* _Description of the task_
Find the line containing "Output a JSON" in the entries; transcribe it and all remaining lines through the end, exactly as they appear, but not the pictures.

══ Data provided

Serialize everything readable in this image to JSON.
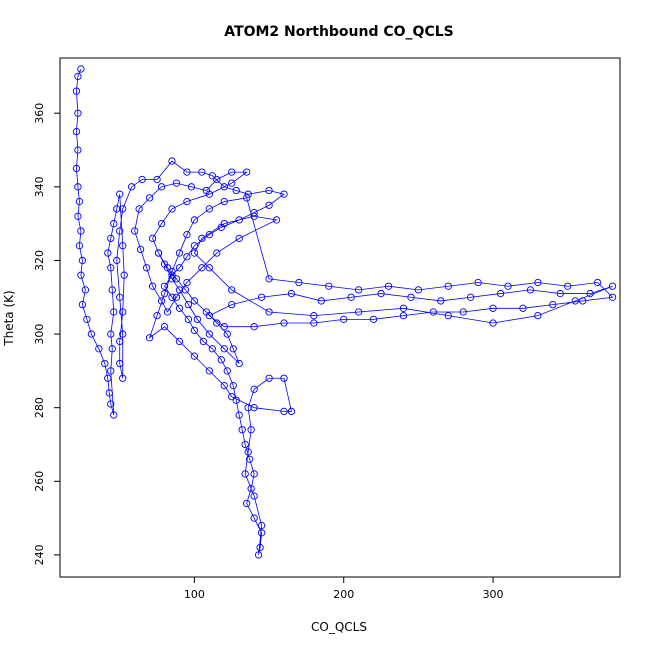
{
  "chart_data": {
    "type": "scatter",
    "title": "ATOM2 Northbound CO_QCLS",
    "xlabel": "CO_QCLS",
    "ylabel": "Theta (K)",
    "xlim": [
      10,
      385
    ],
    "ylim": [
      234,
      375
    ],
    "xticks": [
      100,
      200,
      300
    ],
    "yticks": [
      240,
      260,
      280,
      300,
      320,
      340,
      360
    ],
    "color": "#0000ff",
    "marker": "open-circle",
    "connected": true,
    "series": [
      {
        "values": [
          [
            24,
            372
          ],
          [
            22,
            370
          ],
          [
            21,
            366
          ],
          [
            22,
            360
          ],
          [
            21,
            355
          ],
          [
            22,
            350
          ],
          [
            21,
            345
          ],
          [
            22,
            340
          ],
          [
            23,
            336
          ],
          [
            22,
            332
          ],
          [
            24,
            328
          ],
          [
            23,
            324
          ],
          [
            25,
            320
          ],
          [
            24,
            316
          ],
          [
            27,
            312
          ],
          [
            25,
            308
          ],
          [
            28,
            304
          ],
          [
            31,
            300
          ],
          [
            36,
            296
          ],
          [
            40,
            292
          ],
          [
            42,
            288
          ],
          [
            43,
            284
          ],
          [
            44,
            281
          ],
          [
            46,
            278
          ],
          [
            44,
            290
          ],
          [
            45,
            296
          ],
          [
            44,
            300
          ],
          [
            46,
            306
          ],
          [
            45,
            312
          ],
          [
            44,
            318
          ],
          [
            42,
            322
          ],
          [
            44,
            326
          ],
          [
            46,
            330
          ],
          [
            48,
            334
          ],
          [
            50,
            338
          ],
          [
            52,
            324
          ],
          [
            53,
            316
          ],
          [
            52,
            306
          ],
          [
            50,
            298
          ],
          [
            50,
            292
          ],
          [
            52,
            288
          ],
          [
            52,
            300
          ],
          [
            50,
            310
          ],
          [
            48,
            320
          ],
          [
            50,
            328
          ],
          [
            52,
            334
          ],
          [
            58,
            340
          ],
          [
            65,
            342
          ],
          [
            75,
            342
          ],
          [
            85,
            347
          ],
          [
            95,
            344
          ],
          [
            105,
            344
          ],
          [
            112,
            343
          ],
          [
            120,
            340
          ],
          [
            128,
            339
          ],
          [
            136,
            338
          ],
          [
            150,
            339
          ],
          [
            160,
            338
          ],
          [
            150,
            335
          ],
          [
            140,
            333
          ],
          [
            130,
            331
          ],
          [
            118,
            329
          ],
          [
            110,
            327
          ],
          [
            100,
            324
          ],
          [
            95,
            321
          ],
          [
            90,
            318
          ],
          [
            85,
            316
          ],
          [
            80,
            313
          ],
          [
            85,
            310
          ],
          [
            90,
            307
          ],
          [
            96,
            304
          ],
          [
            100,
            301
          ],
          [
            106,
            298
          ],
          [
            112,
            296
          ],
          [
            118,
            293
          ],
          [
            122,
            290
          ],
          [
            126,
            286
          ],
          [
            128,
            282
          ],
          [
            130,
            278
          ],
          [
            132,
            274
          ],
          [
            134,
            270
          ],
          [
            137,
            266
          ],
          [
            140,
            262
          ],
          [
            138,
            258
          ],
          [
            135,
            254
          ],
          [
            140,
            250
          ],
          [
            145,
            246
          ],
          [
            144,
            242
          ],
          [
            143,
            240
          ],
          [
            145,
            248
          ],
          [
            140,
            256
          ],
          [
            134,
            262
          ],
          [
            136,
            268
          ],
          [
            138,
            274
          ],
          [
            136,
            280
          ],
          [
            140,
            285
          ],
          [
            150,
            288
          ],
          [
            160,
            288
          ],
          [
            165,
            279
          ],
          [
            160,
            279
          ],
          [
            140,
            280
          ],
          [
            125,
            283
          ],
          [
            120,
            286
          ],
          [
            110,
            290
          ],
          [
            100,
            294
          ],
          [
            90,
            298
          ],
          [
            80,
            302
          ],
          [
            70,
            299
          ],
          [
            75,
            305
          ],
          [
            80,
            311
          ],
          [
            85,
            317
          ],
          [
            90,
            322
          ],
          [
            95,
            327
          ],
          [
            100,
            331
          ],
          [
            110,
            334
          ],
          [
            120,
            336
          ],
          [
            135,
            337
          ],
          [
            150,
            315
          ],
          [
            170,
            314
          ],
          [
            190,
            313
          ],
          [
            210,
            312
          ],
          [
            230,
            313
          ],
          [
            250,
            312
          ],
          [
            270,
            313
          ],
          [
            290,
            314
          ],
          [
            310,
            313
          ],
          [
            330,
            314
          ],
          [
            350,
            313
          ],
          [
            370,
            314
          ],
          [
            380,
            310
          ],
          [
            360,
            309
          ],
          [
            340,
            308
          ],
          [
            320,
            307
          ],
          [
            300,
            307
          ],
          [
            280,
            306
          ],
          [
            260,
            306
          ],
          [
            240,
            305
          ],
          [
            220,
            304
          ],
          [
            200,
            304
          ],
          [
            180,
            303
          ],
          [
            160,
            303
          ],
          [
            140,
            302
          ],
          [
            120,
            302
          ],
          [
            110,
            305
          ],
          [
            125,
            308
          ],
          [
            145,
            310
          ],
          [
            165,
            311
          ],
          [
            185,
            309
          ],
          [
            205,
            310
          ],
          [
            225,
            311
          ],
          [
            245,
            310
          ],
          [
            265,
            309
          ],
          [
            285,
            310
          ],
          [
            305,
            311
          ],
          [
            325,
            312
          ],
          [
            345,
            311
          ],
          [
            365,
            311
          ],
          [
            380,
            313
          ],
          [
            355,
            309
          ],
          [
            330,
            305
          ],
          [
            300,
            303
          ],
          [
            270,
            305
          ],
          [
            240,
            307
          ],
          [
            210,
            306
          ],
          [
            180,
            305
          ],
          [
            150,
            306
          ],
          [
            125,
            312
          ],
          [
            110,
            318
          ],
          [
            100,
            322
          ],
          [
            105,
            326
          ],
          [
            120,
            330
          ],
          [
            140,
            332
          ],
          [
            155,
            331
          ],
          [
            130,
            326
          ],
          [
            115,
            322
          ],
          [
            105,
            318
          ],
          [
            95,
            314
          ],
          [
            88,
            310
          ],
          [
            82,
            306
          ],
          [
            78,
            309
          ],
          [
            72,
            313
          ],
          [
            68,
            318
          ],
          [
            64,
            323
          ],
          [
            60,
            328
          ],
          [
            63,
            334
          ],
          [
            70,
            337
          ],
          [
            78,
            340
          ],
          [
            88,
            341
          ],
          [
            98,
            340
          ],
          [
            108,
            339
          ],
          [
            115,
            342
          ],
          [
            125,
            344
          ],
          [
            135,
            344
          ],
          [
            125,
            341
          ],
          [
            110,
            338
          ],
          [
            95,
            336
          ],
          [
            85,
            334
          ],
          [
            78,
            330
          ],
          [
            72,
            326
          ],
          [
            76,
            322
          ],
          [
            82,
            318
          ],
          [
            88,
            315
          ],
          [
            94,
            312
          ],
          [
            100,
            309
          ],
          [
            108,
            306
          ],
          [
            115,
            303
          ],
          [
            122,
            300
          ],
          [
            126,
            296
          ],
          [
            130,
            292
          ],
          [
            120,
            296
          ],
          [
            110,
            300
          ],
          [
            102,
            304
          ],
          [
            96,
            308
          ],
          [
            90,
            312
          ],
          [
            85,
            315
          ],
          [
            80,
            319
          ],
          [
            76,
            322
          ]
        ]
      }
    ]
  }
}
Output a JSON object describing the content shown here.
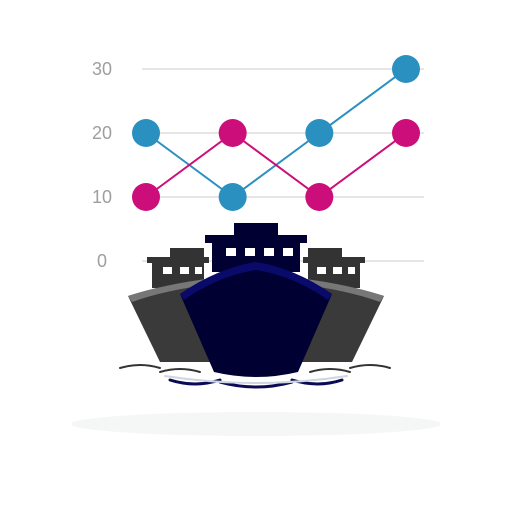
{
  "chart_data": {
    "type": "line",
    "title": "",
    "xlabel": "",
    "ylabel": "",
    "x": [
      1,
      2,
      3,
      4
    ],
    "ylim": [
      0,
      30
    ],
    "yticks": [
      0,
      10,
      20,
      30
    ],
    "grid": true,
    "series": [
      {
        "values": [
          20,
          10,
          20,
          30
        ],
        "color": "#2a90c0"
      },
      {
        "values": [
          10,
          20,
          10,
          20
        ],
        "color": "#cc0e7a"
      }
    ]
  },
  "illustration": {
    "icon": "cargo-ships-icon",
    "hull_dark": "#000033",
    "hull_grey": "#3a3a3a",
    "water": "#0a0a55"
  }
}
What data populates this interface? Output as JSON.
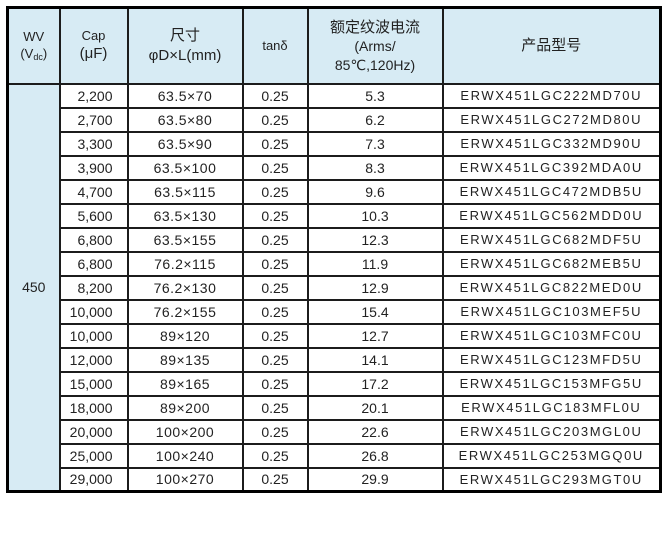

════

* _Task output_
Output a JSON object describing the content shown here.
{
  "chart_data": {
    "type": "line",
    "title": "",
    "xlabel": "",
    "ylabel": "",
    "x": [
      1,
      2,
      3,
      4
    ],
    "ylim": [
      0,
      30
    ],
    "yticks": [
      0,
      10,
      20,
      30
    ],
    "grid": true,
    "series": [
      {
        "values": [
          20,
          10,
          20,
          30
        ],
        "color": "#2a90c0"
      },
      {
        "values": [
          10,
          20,
          10,
          20
        ],
        "color": "#cc0e7a"
      }
    ]
  },
  "illustration": {
    "icon": "cargo-ships-icon",
    "hull_dark": "#000033",
    "hull_grey": "#3a3a3a",
    "water": "#0a0a55"
  }
}
What data populates this interface? Output as JSON.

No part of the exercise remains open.